» **REQUIRED WORK**
Reproduce all of the data exactly. Images are not to appear in the reply.

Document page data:
━━━━━━━━━━

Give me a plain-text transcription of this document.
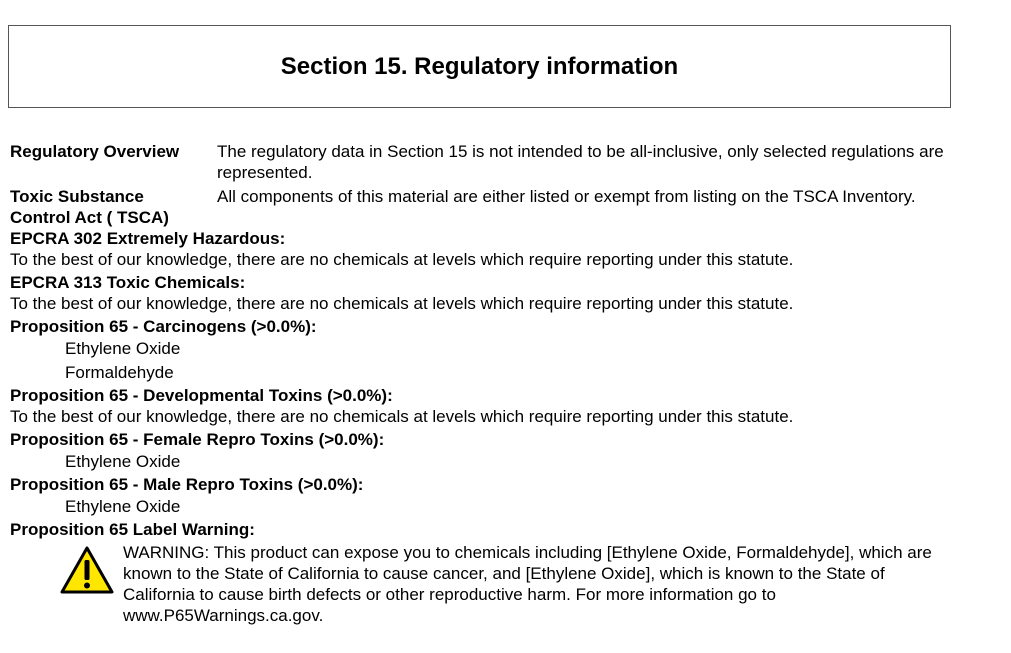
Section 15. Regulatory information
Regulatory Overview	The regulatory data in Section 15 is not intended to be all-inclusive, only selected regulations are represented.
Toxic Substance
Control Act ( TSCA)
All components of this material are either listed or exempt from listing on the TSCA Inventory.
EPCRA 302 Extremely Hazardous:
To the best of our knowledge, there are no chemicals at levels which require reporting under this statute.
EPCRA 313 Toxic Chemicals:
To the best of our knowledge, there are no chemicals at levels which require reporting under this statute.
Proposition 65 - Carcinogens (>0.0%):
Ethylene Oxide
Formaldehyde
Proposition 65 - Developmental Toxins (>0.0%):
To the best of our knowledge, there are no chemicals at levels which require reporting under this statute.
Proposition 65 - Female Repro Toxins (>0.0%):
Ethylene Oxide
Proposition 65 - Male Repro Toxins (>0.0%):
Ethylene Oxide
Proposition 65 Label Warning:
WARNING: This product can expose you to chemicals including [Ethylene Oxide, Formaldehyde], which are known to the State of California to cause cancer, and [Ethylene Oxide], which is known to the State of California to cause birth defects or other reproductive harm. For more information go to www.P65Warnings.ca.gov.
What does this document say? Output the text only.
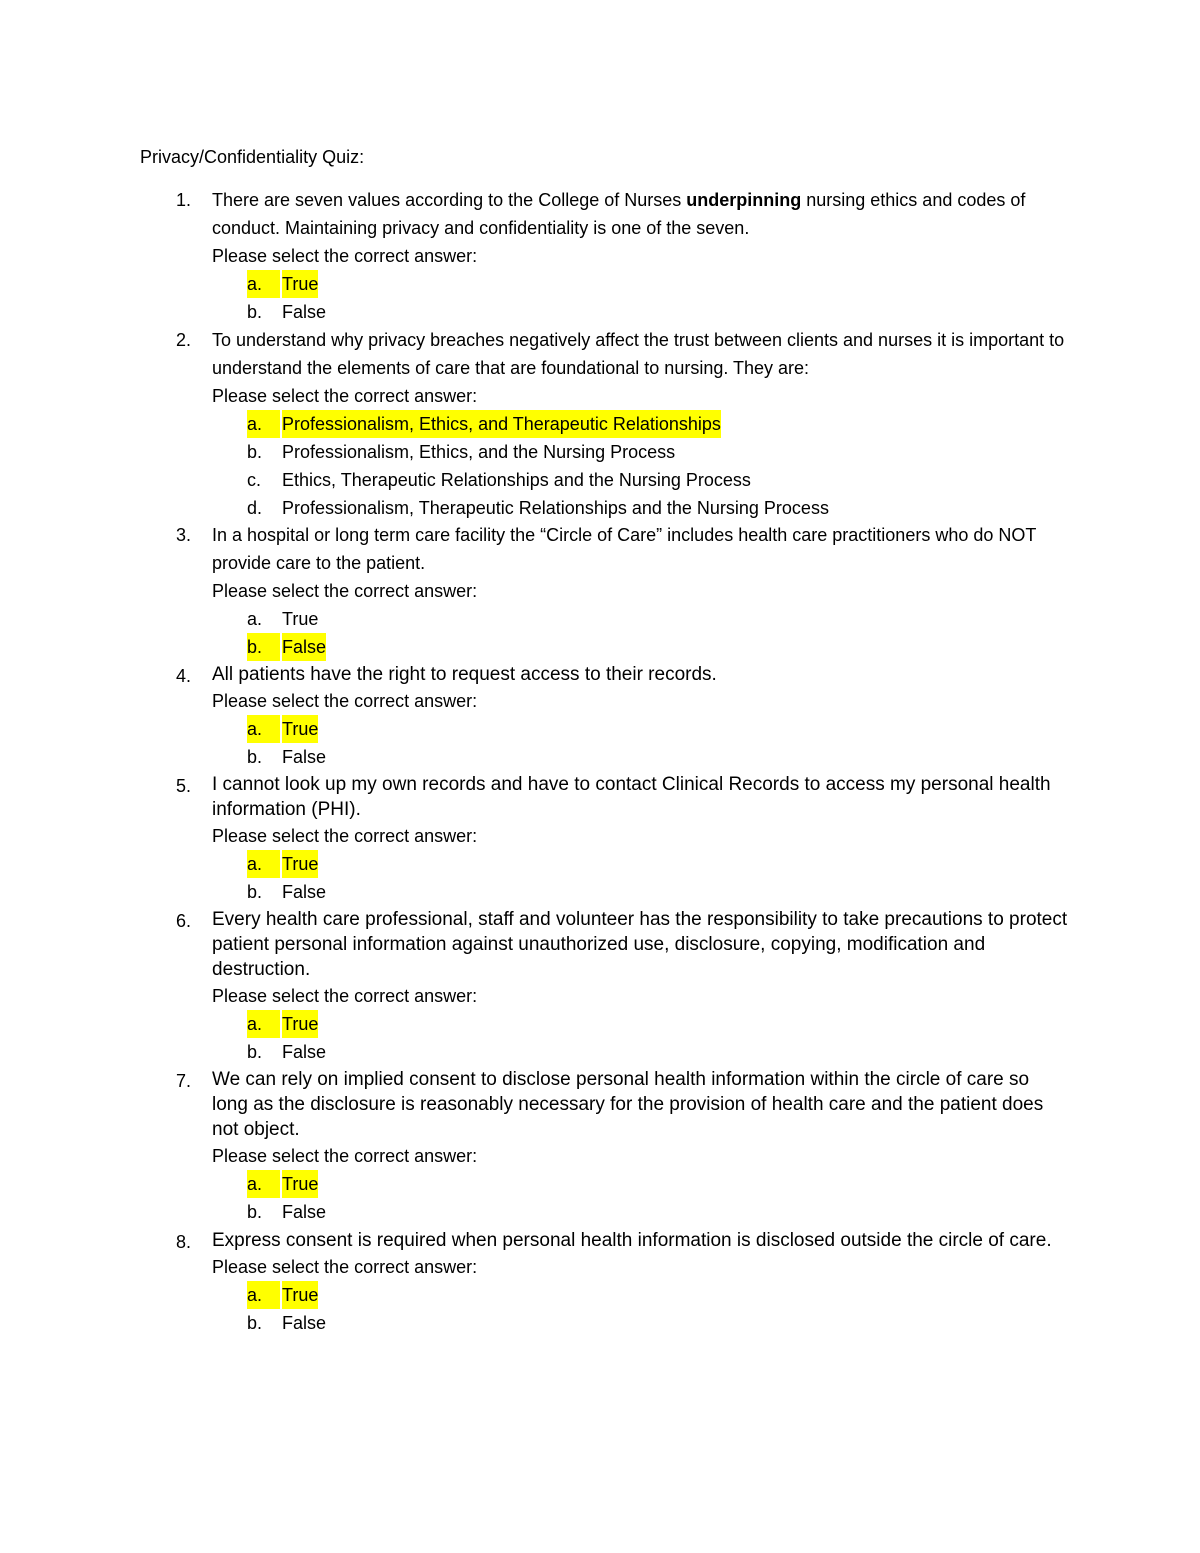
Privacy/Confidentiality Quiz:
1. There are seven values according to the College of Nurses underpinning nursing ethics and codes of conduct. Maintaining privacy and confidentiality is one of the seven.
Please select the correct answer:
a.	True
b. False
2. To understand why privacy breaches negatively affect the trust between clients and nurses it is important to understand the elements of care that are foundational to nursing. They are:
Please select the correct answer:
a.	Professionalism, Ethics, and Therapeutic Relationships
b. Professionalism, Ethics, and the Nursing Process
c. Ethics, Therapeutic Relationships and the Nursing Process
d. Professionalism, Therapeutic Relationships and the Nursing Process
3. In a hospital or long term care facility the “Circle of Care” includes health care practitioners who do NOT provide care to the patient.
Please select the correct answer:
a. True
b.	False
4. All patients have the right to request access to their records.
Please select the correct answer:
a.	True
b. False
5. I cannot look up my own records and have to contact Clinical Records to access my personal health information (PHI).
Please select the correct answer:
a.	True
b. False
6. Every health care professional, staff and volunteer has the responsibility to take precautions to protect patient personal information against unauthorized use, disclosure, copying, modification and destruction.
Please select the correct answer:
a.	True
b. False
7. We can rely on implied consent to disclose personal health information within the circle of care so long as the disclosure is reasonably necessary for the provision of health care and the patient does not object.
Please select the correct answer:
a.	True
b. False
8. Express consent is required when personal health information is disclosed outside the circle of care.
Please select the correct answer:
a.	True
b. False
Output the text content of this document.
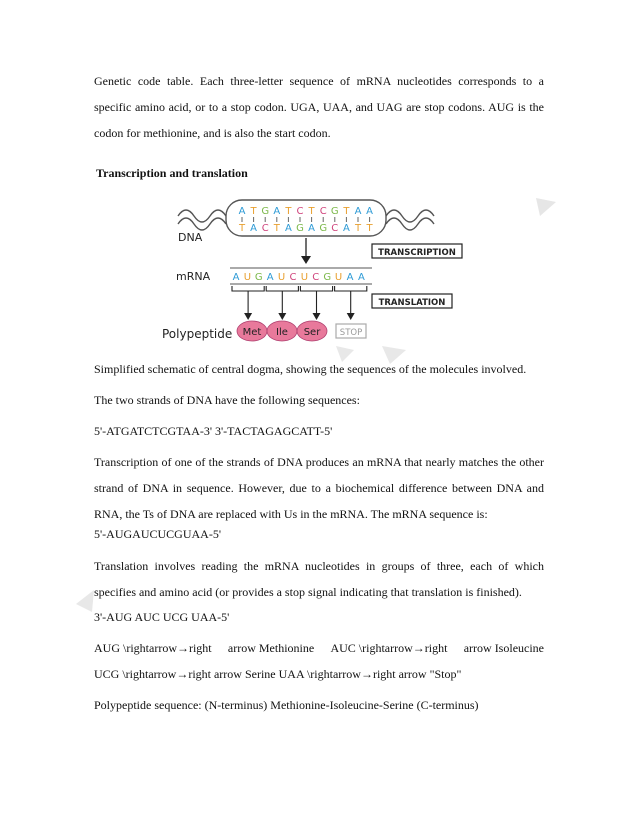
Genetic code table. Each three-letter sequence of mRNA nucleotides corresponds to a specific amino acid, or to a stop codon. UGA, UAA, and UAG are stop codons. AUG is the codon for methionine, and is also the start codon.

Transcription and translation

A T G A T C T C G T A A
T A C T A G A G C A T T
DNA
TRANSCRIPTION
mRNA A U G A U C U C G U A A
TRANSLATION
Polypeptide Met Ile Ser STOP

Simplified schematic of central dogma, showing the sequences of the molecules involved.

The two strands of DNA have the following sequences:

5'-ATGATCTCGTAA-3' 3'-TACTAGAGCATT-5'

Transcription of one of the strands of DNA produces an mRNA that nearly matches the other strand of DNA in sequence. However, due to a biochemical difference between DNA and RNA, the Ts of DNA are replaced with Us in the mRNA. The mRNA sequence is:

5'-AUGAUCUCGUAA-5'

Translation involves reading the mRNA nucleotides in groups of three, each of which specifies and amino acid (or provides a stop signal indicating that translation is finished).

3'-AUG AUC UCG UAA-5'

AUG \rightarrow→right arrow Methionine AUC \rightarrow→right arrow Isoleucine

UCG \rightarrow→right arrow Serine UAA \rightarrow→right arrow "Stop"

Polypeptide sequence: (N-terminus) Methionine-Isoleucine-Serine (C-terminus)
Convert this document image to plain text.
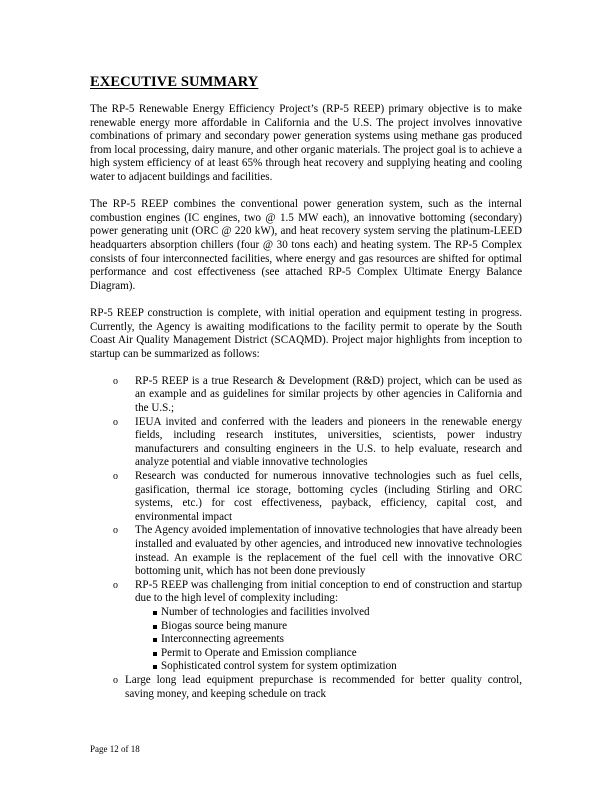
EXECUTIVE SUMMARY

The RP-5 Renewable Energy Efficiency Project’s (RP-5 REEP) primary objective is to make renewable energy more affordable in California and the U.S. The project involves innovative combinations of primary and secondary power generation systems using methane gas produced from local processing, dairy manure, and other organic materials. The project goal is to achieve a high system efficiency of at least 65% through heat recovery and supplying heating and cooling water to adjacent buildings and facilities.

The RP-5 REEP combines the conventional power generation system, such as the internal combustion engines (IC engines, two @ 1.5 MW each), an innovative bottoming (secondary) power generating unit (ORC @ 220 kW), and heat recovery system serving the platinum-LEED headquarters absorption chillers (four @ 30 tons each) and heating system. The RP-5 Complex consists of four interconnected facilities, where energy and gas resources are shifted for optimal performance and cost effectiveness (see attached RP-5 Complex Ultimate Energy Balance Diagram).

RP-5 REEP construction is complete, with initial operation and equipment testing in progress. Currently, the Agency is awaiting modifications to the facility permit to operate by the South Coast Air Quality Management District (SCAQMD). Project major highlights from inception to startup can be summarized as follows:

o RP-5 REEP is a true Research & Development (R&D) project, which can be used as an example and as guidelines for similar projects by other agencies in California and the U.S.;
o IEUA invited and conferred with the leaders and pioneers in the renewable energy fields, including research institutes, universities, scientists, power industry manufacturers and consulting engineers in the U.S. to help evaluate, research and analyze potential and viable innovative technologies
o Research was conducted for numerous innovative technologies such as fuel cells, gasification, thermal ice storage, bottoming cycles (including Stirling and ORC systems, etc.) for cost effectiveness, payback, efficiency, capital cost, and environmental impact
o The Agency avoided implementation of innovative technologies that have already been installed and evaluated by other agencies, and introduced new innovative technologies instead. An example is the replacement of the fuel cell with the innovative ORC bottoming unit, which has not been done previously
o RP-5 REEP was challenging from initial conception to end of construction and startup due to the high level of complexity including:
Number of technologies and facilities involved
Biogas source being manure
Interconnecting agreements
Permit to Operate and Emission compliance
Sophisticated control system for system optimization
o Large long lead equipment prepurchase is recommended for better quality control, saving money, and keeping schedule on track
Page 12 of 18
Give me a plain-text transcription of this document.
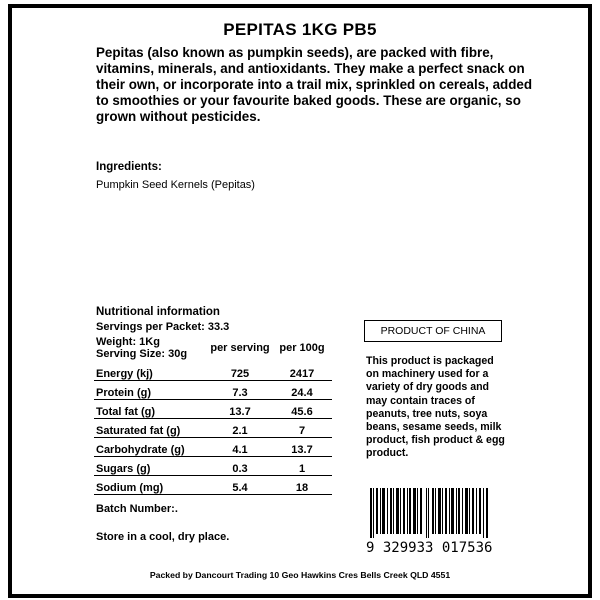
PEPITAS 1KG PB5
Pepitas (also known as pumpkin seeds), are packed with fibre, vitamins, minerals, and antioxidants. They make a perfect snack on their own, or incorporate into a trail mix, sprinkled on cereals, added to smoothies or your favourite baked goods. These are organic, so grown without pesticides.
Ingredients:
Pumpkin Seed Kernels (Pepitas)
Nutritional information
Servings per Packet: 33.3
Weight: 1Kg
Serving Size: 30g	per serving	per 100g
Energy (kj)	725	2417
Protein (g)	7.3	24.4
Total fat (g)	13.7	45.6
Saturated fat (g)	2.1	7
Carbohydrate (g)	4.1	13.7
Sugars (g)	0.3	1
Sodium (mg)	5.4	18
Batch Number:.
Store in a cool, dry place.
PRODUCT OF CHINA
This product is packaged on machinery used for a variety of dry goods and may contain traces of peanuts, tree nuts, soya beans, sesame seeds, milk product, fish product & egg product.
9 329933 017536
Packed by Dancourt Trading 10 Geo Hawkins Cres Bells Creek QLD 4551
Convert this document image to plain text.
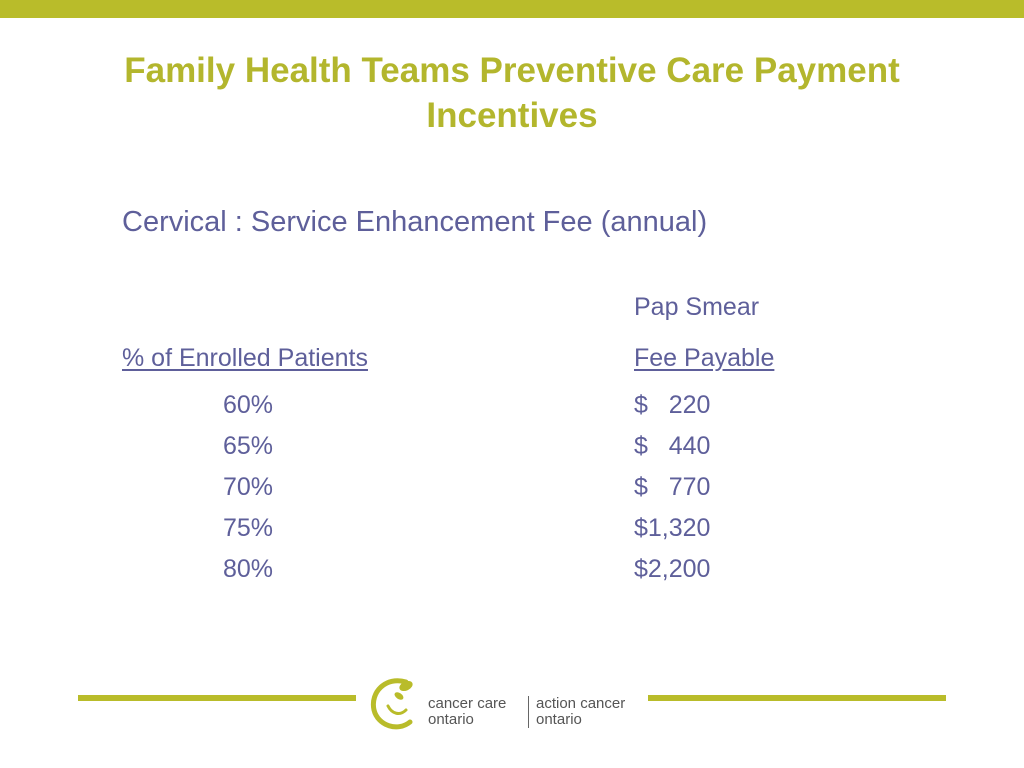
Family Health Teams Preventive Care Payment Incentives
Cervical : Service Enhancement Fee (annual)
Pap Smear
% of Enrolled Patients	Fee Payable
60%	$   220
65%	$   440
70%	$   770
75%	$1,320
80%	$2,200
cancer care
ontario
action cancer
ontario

━━━━━━━━━━

» **RESULT FOR THIS EXERCISE**
Give me a plain-text transcription of this document.
Section 15. Regulatory information
Regulatory Overview	The regulatory data in Section 15 is not intended to be all-inclusive, only selected regulations are represented.
Toxic Substance
Control Act ( TSCA)
All components of this material are either listed or exempt from listing on the TSCA Inventory.
EPCRA 302 Extremely Hazardous:
To the best of our knowledge, there are no chemicals at levels which require reporting under this statute.
EPCRA 313 Toxic Chemicals:
To the best of our knowledge, there are no chemicals at levels which require reporting under this statute.
Proposition 65 - Carcinogens (>0.0%):
Ethylene Oxide
Formaldehyde
Proposition 65 - Developmental Toxins (>0.0%):
To the best of our knowledge, there are no chemicals at levels which require reporting under this statute.
Proposition 65 - Female Repro Toxins (>0.0%):
Ethylene Oxide
Proposition 65 - Male Repro Toxins (>0.0%):
Ethylene Oxide
Proposition 65 Label Warning:
WARNING: This product can expose you to chemicals including [Ethylene Oxide, Formaldehyde], which are known to the State of California to cause cancer, and [Ethylene Oxide], which is known to the State of California to cause birth defects or other reproductive harm. For more information go to www.P65Warnings.ca.gov.
What does this document say? Output the text only.
Privacy/Confidentiality Quiz:
1. There are seven values according to the College of Nurses underpinning nursing ethics and codes of conduct. Maintaining privacy and confidentiality is one of the seven.
Please select the correct answer:
a.	True
b. False
2. To understand why privacy breaches negatively affect the trust between clients and nurses it is important to understand the elements of care that are foundational to nursing. They are:
Please select the correct answer:
a.	Professionalism, Ethics, and Therapeutic Relationships
b. Professionalism, Ethics, and the Nursing Process
c. Ethics, Therapeutic Relationships and the Nursing Process
d. Professionalism, Therapeutic Relationships and the Nursing Process
3. In a hospital or long term care facility the “Circle of Care” includes health care practitioners who do NOT provide care to the patient.
Please select the correct answer:
a. True
b.	False
4. All patients have the right to request access to their records.
Please select the correct answer:
a.	True
b. False
5. I cannot look up my own records and have to contact Clinical Records to access my personal health information (PHI).
Please select the correct answer:
a.	True
b. False
6. Every health care professional, staff and volunteer has the responsibility to take precautions to protect patient personal information against unauthorized use, disclosure, copying, modification and destruction.
Please select the correct answer:
a.	True
b. False
7. We can rely on implied consent to disclose personal health information within the circle of care so long as the disclosure is reasonably necessary for the provision of health care and the patient does not object.
Please select the correct answer:
a.	True
b. False
8. Express consent is required when personal health information is disclosed outside the circle of care.
Please select the correct answer:
a.	True
b. False
Output the text content of this document.
Genetic code table. Each three-letter sequence of mRNA nucleotides corresponds to a specific amino acid, or to a stop codon. UGA, UAA, and UAG are stop codons. AUG is the codon for methionine, and is also the start codon.

Transcription and translation

A T G A T C T C G T A A
T A C T A G A G C A T T
DNA
TRANSCRIPTION
mRNA A U G A U C U C G U A A
TRANSLATION
Polypeptide Met Ile Ser STOP

Simplified schematic of central dogma, showing the sequences of the molecules involved.

The two strands of DNA have the following sequences:

5'-ATGATCTCGTAA-3' 3'-TACTAGAGCATT-5'

Transcription of one of the strands of DNA produces an mRNA that nearly matches the other strand of DNA in sequence. However, due to a biochemical difference between DNA and RNA, the Ts of DNA are replaced with Us in the mRNA. The mRNA sequence is:

5'-AUGAUCUCGUAA-5'

Translation involves reading the mRNA nucleotides in groups of three, each of which specifies and amino acid (or provides a stop signal indicating that translation is finished).

3'-AUG AUC UCG UAA-5'

AUG \rightarrow→right arrow Methionine AUC \rightarrow→right arrow Isoleucine

UCG \rightarrow→right arrow Serine UAA \rightarrow→right arrow "Stop"

Polypeptide sequence: (N-terminus) Methionine-Isoleucine-Serine (C-terminus)
Convert this document image to plain text.
EXECUTIVE SUMMARY

The RP-5 Renewable Energy Efficiency Project’s (RP-5 REEP) primary objective is to make renewable energy more affordable in California and the U.S. The project involves innovative combinations of primary and secondary power generation systems using methane gas produced from local processing, dairy manure, and other organic materials. The project goal is to achieve a high system efficiency of at least 65% through heat recovery and supplying heating and cooling water to adjacent buildings and facilities.

The RP-5 REEP combines the conventional power generation system, such as the internal combustion engines (IC engines, two @ 1.5 MW each), an innovative bottoming (secondary) power generating unit (ORC @ 220 kW), and heat recovery system serving the platinum-LEED headquarters absorption chillers (four @ 30 tons each) and heating system. The RP-5 Complex consists of four interconnected facilities, where energy and gas resources are shifted for optimal performance and cost effectiveness (see attached RP-5 Complex Ultimate Energy Balance Diagram).

RP-5 REEP construction is complete, with initial operation and equipment testing in progress. Currently, the Agency is awaiting modifications to the facility permit to operate by the South Coast Air Quality Management District (SCAQMD). Project major highlights from inception to startup can be summarized as follows:

o RP-5 REEP is a true Research & Development (R&D) project, which can be used as an example and as guidelines for similar projects by other agencies in California and the U.S.;
o IEUA invited and conferred with the leaders and pioneers in the renewable energy fields, including research institutes, universities, scientists, power industry manufacturers and consulting engineers in the U.S. to help evaluate, research and analyze potential and viable innovative technologies
o Research was conducted for numerous innovative technologies such as fuel cells, gasification, thermal ice storage, bottoming cycles (including Stirling and ORC systems, etc.) for cost effectiveness, payback, efficiency, capital cost, and environmental impact
o The Agency avoided implementation of innovative technologies that have already been installed and evaluated by other agencies, and introduced new innovative technologies instead. An example is the replacement of the fuel cell with the innovative ORC bottoming unit, which has not been done previously
o RP-5 REEP was challenging from initial conception to end of construction and startup due to the high level of complexity including:
Number of technologies and facilities involved
Biogas source being manure
Interconnecting agreements
Permit to Operate and Emission compliance
Sophisticated control system for system optimization
o Large long lead equipment prepurchase is recommended for better quality control, saving money, and keeping schedule on track
Page 12 of 18
Give me a plain-text transcription of this document.
PEPITAS 1KG PB5
Pepitas (also known as pumpkin seeds), are packed with fibre, vitamins, minerals, and antioxidants. They make a perfect snack on their own, or incorporate into a trail mix, sprinkled on cereals, added to smoothies or your favourite baked goods. These are organic, so grown without pesticides.
Ingredients:
Pumpkin Seed Kernels (Pepitas)
Nutritional information
Servings per Packet: 33.3
Weight: 1Kg
Serving Size: 30g	per serving	per 100g
Energy (kj)	725	2417
Protein (g)	7.3	24.4
Total fat (g)	13.7	45.6
Saturated fat (g)	2.1	7
Carbohydrate (g)	4.1	13.7
Sugars (g)	0.3	1
Sodium (mg)	5.4	18
Batch Number:.
Store in a cool, dry place.
PRODUCT OF CHINA
This product is packaged on machinery used for a variety of dry goods and may contain traces of peanuts, tree nuts, soya beans, sesame seeds, milk product, fish product & egg product.
9 329933 017536
Packed by Dancourt Trading 10 Geo Hawkins Cres Bells Creek QLD 4551
Convert this document image to plain text.
Family Health Teams Preventive Care Payment Incentives
Cervical : Service Enhancement Fee (annual)
Pap Smear
% of Enrolled Patients	Fee Payable
60%	$   220
65%	$   440
70%	$   770
75%	$1,320
80%	$2,200
cancer care
ontario
action cancer
ontario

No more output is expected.